(Stored records)

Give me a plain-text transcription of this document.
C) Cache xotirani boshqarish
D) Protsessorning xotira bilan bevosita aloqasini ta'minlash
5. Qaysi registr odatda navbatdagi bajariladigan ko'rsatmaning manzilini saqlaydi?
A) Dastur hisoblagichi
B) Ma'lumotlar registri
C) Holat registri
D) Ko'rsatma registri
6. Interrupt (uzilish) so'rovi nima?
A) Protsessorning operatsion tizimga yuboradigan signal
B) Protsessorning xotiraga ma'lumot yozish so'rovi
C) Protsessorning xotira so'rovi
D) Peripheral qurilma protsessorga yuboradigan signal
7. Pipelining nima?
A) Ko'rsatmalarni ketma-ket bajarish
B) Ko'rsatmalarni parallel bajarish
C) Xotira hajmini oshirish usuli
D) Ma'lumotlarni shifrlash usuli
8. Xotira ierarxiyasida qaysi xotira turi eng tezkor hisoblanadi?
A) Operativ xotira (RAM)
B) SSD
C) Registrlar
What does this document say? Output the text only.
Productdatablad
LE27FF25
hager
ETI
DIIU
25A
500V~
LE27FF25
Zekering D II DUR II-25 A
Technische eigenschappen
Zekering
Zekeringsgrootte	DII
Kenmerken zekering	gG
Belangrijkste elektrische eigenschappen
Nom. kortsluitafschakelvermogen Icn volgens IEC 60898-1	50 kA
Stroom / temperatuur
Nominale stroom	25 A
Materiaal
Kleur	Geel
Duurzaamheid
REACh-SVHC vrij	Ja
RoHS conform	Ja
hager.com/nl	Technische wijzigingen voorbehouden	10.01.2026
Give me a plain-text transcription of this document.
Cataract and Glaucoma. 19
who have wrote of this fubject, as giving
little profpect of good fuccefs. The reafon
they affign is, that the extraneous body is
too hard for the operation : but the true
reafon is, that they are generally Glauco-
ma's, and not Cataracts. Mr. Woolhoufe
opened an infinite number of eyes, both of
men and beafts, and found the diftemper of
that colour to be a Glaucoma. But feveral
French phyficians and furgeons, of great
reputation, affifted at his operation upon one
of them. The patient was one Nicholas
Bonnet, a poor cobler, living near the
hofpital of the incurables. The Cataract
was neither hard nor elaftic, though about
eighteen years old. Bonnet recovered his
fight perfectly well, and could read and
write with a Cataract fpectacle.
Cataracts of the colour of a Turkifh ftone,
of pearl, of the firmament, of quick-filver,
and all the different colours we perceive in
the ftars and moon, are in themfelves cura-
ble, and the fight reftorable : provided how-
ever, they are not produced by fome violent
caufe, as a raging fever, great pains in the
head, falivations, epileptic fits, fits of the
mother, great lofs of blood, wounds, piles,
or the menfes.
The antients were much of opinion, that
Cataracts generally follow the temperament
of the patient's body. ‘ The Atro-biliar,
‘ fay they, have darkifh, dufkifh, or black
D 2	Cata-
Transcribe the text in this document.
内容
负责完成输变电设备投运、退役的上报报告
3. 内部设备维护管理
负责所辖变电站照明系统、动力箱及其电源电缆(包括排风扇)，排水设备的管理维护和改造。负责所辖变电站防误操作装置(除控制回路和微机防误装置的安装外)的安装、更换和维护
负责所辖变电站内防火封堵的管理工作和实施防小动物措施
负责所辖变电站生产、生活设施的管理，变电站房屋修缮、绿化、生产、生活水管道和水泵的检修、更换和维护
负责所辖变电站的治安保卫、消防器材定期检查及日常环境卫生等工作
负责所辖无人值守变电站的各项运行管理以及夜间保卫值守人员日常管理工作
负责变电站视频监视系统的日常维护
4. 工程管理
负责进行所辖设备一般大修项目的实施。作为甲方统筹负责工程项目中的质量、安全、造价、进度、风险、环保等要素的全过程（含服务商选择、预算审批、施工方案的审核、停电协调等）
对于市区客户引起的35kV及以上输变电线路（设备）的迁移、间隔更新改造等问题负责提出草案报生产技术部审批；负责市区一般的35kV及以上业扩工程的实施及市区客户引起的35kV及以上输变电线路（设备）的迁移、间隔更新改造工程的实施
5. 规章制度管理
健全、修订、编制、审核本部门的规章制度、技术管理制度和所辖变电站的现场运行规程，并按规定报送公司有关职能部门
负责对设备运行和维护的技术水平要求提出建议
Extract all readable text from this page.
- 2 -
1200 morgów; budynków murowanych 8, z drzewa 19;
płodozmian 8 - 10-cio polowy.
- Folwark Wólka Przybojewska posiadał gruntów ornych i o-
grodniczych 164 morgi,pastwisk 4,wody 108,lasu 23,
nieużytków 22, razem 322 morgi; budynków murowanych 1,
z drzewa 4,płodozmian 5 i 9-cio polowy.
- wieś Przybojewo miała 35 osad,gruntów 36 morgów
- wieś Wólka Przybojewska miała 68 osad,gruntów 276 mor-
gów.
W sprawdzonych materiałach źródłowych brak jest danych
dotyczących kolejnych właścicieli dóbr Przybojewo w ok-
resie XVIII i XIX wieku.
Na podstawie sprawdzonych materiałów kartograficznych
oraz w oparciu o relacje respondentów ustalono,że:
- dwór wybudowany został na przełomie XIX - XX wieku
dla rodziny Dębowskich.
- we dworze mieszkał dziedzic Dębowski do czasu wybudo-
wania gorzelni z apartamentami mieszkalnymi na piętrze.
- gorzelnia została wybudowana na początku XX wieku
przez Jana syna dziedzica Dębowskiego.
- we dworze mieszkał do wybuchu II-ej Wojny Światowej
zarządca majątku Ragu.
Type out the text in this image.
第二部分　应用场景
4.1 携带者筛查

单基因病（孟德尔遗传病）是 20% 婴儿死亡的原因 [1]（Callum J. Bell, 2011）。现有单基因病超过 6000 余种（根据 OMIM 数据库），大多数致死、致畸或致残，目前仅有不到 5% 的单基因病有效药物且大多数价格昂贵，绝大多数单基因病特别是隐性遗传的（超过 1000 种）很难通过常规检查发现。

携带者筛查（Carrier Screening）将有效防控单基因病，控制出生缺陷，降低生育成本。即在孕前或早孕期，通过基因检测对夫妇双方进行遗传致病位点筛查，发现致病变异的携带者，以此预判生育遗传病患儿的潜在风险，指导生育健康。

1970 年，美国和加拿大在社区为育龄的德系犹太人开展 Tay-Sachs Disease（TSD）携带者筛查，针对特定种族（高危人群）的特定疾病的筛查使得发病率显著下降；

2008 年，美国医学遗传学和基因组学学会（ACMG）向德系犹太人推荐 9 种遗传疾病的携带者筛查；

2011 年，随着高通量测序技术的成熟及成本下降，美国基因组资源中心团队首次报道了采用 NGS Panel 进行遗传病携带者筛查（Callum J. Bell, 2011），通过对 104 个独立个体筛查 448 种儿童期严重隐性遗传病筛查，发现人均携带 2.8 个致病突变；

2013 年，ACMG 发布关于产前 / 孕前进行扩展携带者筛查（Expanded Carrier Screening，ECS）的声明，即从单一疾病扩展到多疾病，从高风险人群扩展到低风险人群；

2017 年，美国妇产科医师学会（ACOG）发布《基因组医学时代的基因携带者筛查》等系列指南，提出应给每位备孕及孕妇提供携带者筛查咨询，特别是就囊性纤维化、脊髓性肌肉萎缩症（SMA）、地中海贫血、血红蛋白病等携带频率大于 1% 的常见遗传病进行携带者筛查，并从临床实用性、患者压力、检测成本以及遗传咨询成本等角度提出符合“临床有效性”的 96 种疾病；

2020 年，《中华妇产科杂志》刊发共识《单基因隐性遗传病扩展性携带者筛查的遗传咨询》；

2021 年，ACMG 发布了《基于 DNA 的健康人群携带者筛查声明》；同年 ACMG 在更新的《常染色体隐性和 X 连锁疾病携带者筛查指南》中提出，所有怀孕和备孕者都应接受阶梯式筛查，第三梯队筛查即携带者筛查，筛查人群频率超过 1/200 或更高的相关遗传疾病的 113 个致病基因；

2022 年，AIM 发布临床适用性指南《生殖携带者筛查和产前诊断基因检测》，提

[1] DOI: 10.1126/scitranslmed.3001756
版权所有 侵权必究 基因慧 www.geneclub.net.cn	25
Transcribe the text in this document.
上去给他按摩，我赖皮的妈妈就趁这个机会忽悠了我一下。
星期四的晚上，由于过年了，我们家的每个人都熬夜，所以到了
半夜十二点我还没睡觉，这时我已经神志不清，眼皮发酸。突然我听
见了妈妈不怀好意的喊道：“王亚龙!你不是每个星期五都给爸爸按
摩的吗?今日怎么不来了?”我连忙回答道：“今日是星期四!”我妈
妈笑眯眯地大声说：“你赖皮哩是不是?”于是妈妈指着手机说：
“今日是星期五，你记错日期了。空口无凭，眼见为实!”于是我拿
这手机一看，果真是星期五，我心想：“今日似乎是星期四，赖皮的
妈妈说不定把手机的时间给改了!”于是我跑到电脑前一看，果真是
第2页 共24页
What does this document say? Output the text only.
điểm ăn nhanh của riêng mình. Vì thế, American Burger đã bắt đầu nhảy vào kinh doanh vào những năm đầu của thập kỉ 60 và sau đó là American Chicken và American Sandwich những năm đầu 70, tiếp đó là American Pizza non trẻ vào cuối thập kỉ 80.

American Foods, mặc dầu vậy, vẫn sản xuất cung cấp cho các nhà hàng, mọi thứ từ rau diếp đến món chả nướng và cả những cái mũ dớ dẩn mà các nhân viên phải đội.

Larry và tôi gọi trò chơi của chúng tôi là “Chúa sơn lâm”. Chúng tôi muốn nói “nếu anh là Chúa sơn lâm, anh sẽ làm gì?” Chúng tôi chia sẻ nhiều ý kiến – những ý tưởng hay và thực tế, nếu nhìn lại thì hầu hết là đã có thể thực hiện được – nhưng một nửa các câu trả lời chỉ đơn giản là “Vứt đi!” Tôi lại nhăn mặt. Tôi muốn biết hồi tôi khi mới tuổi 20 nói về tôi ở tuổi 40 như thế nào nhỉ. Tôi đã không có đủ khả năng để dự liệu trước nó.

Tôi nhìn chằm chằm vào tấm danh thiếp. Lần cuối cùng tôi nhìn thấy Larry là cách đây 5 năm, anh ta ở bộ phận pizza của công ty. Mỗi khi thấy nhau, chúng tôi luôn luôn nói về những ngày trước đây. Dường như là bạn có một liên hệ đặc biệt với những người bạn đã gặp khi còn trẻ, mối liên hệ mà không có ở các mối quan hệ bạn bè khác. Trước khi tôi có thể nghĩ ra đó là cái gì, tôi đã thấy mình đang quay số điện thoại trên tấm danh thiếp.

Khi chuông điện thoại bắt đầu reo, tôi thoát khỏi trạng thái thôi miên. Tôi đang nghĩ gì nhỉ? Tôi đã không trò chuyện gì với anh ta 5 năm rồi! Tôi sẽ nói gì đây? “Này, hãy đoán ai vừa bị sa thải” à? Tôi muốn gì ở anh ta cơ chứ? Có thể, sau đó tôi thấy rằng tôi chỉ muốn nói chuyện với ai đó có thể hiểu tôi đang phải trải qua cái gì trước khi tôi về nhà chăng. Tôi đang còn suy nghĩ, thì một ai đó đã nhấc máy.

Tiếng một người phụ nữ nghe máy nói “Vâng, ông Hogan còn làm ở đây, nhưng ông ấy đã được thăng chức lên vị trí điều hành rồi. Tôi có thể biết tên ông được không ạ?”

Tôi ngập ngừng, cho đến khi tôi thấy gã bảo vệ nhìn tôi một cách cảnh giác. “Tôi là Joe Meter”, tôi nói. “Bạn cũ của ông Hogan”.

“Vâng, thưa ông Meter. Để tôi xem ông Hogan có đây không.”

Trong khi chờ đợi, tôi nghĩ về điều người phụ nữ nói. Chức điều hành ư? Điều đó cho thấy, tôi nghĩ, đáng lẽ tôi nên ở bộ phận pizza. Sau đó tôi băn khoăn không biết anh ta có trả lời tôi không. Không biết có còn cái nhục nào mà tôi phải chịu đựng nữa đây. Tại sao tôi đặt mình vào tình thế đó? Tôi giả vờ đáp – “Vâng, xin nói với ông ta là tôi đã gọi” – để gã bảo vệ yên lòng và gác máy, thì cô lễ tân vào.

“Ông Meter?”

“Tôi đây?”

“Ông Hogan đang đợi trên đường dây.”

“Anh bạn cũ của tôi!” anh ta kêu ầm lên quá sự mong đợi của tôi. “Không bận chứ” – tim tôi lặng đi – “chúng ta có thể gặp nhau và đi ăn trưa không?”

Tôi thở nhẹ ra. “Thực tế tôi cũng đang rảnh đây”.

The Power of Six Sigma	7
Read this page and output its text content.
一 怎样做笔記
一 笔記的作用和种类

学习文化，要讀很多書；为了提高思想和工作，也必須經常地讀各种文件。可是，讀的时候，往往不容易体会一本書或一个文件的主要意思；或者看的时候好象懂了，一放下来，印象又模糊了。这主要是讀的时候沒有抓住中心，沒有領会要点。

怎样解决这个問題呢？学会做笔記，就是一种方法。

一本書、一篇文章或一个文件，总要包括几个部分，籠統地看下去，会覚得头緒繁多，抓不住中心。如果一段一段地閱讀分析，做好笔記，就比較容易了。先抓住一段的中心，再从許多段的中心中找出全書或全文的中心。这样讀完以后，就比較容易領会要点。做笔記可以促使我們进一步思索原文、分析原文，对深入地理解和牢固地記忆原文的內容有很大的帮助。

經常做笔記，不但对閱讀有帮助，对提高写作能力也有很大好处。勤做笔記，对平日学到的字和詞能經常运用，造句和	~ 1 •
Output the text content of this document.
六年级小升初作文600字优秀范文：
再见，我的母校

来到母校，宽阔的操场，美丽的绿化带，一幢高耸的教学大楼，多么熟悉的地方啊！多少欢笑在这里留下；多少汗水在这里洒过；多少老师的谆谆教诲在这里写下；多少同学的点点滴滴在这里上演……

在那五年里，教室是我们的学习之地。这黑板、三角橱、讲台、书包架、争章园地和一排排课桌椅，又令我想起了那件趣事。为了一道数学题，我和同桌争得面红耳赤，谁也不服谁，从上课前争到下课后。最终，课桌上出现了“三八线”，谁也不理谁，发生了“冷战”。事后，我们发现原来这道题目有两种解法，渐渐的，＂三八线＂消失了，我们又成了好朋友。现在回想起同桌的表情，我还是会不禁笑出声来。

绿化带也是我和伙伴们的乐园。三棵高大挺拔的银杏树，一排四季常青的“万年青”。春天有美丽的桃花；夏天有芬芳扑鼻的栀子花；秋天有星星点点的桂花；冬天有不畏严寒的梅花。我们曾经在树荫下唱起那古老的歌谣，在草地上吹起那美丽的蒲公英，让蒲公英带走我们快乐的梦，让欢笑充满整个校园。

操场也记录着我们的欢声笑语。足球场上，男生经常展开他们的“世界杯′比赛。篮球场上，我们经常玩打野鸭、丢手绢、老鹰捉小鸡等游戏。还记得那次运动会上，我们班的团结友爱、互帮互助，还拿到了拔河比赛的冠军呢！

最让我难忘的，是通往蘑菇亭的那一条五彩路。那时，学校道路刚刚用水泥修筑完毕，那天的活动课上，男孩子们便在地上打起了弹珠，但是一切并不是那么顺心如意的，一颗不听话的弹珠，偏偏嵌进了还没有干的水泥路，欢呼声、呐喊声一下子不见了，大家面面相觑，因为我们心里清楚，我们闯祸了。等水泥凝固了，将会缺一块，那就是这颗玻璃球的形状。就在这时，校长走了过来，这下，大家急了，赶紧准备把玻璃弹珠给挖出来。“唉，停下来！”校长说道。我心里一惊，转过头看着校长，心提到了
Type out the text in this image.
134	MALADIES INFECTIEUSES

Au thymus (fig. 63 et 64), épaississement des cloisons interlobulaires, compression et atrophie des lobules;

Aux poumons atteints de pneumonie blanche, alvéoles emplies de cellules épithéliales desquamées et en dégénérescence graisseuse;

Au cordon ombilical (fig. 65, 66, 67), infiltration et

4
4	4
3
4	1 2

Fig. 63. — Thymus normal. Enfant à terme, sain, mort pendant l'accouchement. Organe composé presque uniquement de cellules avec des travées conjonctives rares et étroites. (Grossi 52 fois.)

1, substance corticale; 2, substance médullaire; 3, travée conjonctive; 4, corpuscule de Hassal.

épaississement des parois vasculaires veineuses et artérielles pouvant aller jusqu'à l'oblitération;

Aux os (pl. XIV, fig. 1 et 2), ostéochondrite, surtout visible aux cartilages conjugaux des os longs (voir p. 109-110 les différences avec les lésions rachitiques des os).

# What to work on:
Collect each line containing the string "registri".

# Final answer:
B) Ma'lumotlar registri
C) Holat registri
D) Ko'rsatma registri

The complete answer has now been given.